Input for this task
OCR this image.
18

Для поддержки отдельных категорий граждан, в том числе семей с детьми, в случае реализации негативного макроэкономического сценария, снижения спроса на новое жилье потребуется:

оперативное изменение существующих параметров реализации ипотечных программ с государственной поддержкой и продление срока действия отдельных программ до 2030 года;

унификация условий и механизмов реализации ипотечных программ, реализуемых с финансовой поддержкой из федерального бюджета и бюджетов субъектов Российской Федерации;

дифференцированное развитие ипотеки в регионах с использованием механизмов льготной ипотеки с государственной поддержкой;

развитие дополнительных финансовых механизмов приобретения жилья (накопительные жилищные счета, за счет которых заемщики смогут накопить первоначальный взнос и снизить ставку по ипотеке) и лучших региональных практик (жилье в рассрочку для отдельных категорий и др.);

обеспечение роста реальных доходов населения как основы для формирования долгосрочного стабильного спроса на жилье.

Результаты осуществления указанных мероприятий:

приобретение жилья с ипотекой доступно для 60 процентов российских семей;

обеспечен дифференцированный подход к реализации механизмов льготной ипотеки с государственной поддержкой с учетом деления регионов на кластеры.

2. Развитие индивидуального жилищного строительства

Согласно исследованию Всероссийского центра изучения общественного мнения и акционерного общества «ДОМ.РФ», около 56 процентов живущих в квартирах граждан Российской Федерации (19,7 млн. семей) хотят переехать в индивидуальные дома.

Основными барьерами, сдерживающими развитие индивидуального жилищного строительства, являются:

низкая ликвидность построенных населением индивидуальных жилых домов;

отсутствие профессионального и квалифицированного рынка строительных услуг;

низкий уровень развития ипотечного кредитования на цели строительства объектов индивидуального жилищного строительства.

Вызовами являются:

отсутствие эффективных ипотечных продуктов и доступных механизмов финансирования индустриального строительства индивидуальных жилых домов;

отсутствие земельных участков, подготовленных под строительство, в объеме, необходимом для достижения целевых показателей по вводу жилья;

Required work
Display every line of the listing that contains the string "ипотечных".

Complete answer
оперативное изменение существующих параметров реализации ипотечных программ с государственной поддержкой и продление срока действия отдельных программ до 2030 года;
унификация условий и механизмов реализации ипотечных программ, реализуемых с финансовой поддержкой из федерального бюджета и бюджетов субъектов Российской Федерации;
отсутствие эффективных ипотечных продуктов и доступных механизмов финансирования индустриального строительства индивидуальных жилых домов;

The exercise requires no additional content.